Records shown —
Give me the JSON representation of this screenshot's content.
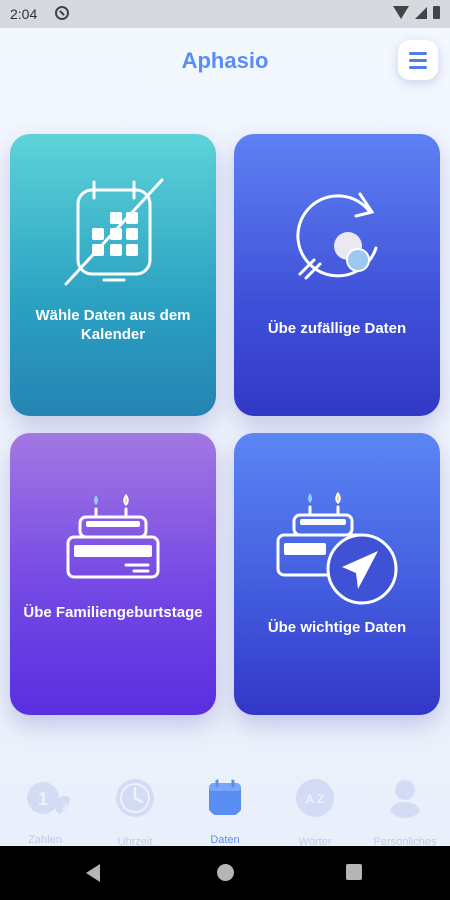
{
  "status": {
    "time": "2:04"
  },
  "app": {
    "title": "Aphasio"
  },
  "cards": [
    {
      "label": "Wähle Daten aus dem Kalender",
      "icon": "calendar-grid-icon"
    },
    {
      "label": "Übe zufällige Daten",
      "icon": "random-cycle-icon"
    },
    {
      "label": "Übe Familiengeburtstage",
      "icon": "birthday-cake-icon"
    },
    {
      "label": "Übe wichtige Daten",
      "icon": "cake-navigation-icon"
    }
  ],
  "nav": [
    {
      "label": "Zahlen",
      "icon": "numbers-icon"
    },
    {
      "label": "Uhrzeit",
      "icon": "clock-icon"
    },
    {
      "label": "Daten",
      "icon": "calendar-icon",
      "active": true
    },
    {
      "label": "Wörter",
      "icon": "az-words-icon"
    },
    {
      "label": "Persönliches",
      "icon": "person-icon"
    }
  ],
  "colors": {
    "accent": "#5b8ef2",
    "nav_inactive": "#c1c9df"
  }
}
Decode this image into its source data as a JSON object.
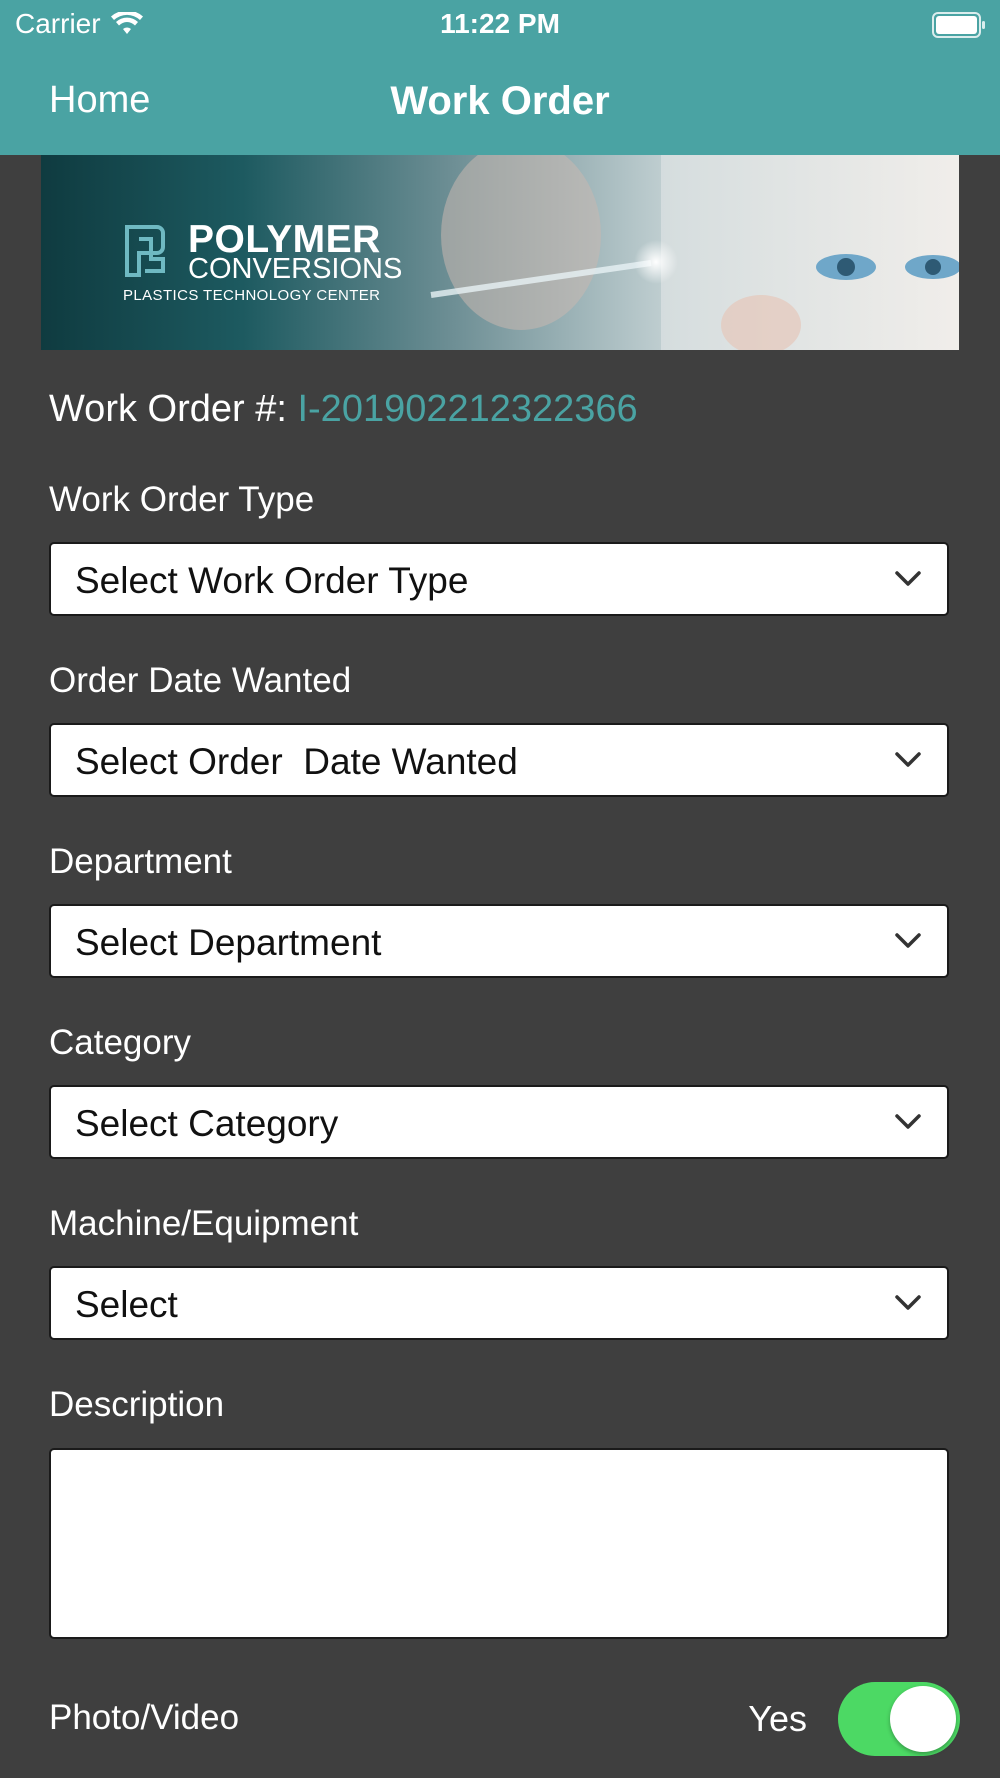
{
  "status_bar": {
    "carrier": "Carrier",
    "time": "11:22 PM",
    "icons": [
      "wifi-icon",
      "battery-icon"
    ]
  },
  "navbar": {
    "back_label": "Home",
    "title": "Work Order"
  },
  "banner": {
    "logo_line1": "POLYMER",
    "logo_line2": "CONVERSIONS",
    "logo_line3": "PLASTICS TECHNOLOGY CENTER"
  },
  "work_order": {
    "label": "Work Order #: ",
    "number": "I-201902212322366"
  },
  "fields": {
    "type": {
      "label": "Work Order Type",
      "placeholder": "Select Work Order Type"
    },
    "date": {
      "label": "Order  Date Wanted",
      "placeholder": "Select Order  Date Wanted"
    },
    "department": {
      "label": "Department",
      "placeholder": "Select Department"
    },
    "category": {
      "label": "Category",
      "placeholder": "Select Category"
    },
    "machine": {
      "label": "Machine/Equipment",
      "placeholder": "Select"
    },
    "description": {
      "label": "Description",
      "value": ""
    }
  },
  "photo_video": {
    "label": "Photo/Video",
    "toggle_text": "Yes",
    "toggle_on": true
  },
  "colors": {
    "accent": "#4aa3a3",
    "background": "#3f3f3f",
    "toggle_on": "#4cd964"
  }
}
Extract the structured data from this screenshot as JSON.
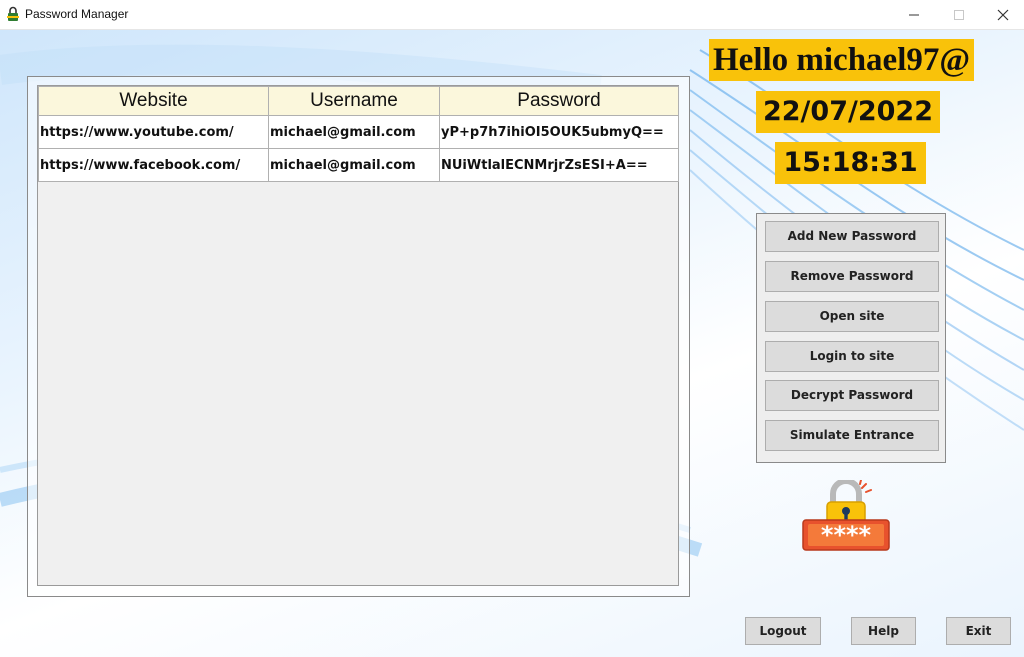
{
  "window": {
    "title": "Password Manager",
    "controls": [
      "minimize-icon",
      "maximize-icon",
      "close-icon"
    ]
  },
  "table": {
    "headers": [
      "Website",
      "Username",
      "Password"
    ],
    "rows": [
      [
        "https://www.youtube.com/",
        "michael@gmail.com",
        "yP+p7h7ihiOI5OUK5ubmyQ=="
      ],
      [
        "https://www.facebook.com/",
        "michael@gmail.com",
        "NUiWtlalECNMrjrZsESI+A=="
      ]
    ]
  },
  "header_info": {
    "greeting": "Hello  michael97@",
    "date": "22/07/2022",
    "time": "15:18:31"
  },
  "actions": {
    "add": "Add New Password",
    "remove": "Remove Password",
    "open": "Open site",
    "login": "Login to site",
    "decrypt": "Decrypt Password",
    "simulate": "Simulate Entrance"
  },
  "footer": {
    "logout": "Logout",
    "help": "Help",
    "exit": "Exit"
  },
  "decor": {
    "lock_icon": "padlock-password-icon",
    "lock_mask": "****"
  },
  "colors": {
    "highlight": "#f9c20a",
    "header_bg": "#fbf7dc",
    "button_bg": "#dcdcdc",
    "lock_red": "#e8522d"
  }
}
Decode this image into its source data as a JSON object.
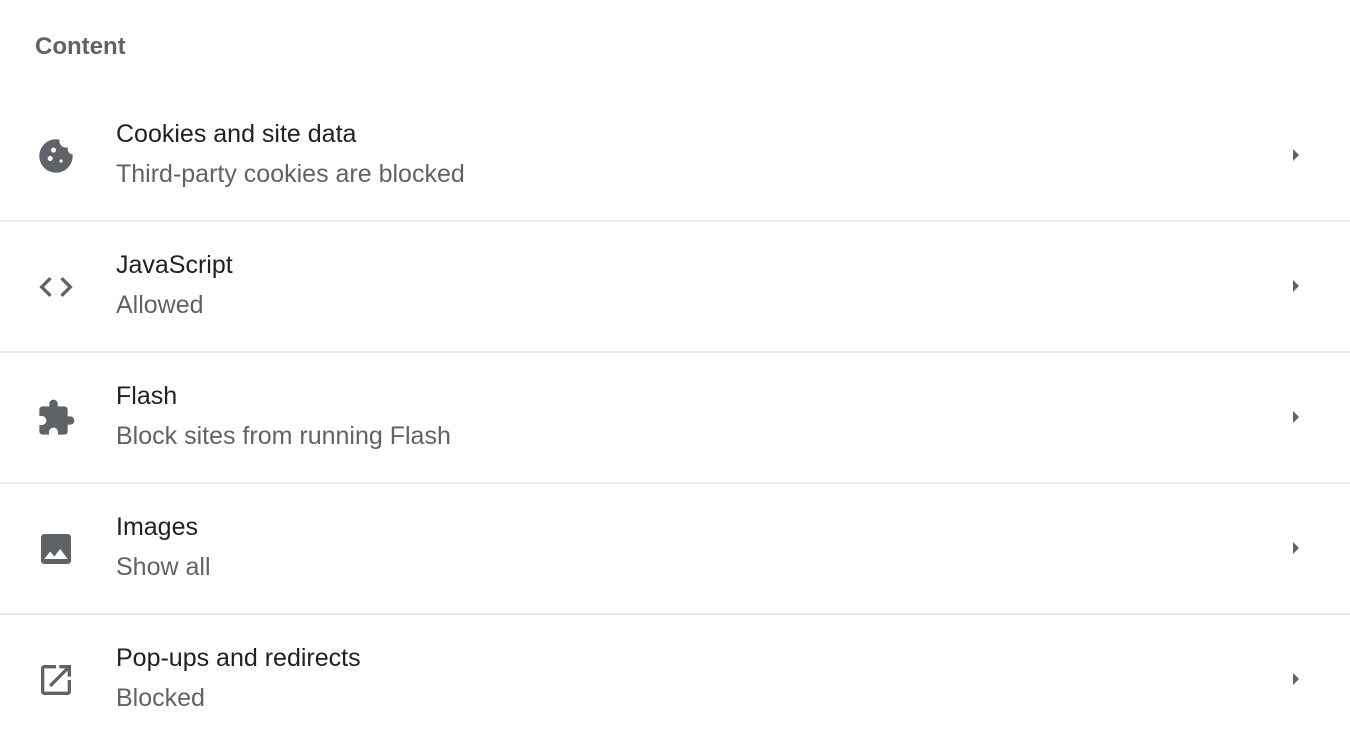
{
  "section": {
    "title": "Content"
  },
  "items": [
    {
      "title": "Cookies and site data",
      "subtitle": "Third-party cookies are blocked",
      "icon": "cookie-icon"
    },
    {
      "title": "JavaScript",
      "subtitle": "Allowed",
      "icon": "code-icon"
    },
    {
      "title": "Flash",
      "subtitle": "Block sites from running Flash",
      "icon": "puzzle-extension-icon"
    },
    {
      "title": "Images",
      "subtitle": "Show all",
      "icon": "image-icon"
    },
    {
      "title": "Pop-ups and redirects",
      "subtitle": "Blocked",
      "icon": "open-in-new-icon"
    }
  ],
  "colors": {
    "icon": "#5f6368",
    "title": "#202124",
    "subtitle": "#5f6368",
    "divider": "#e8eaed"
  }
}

Given request —
Pick each line holding the word "Flash" out of the data and copy it.

Finished exercise —
      "title": "Flash",
      "subtitle": "Block sites from running Flash",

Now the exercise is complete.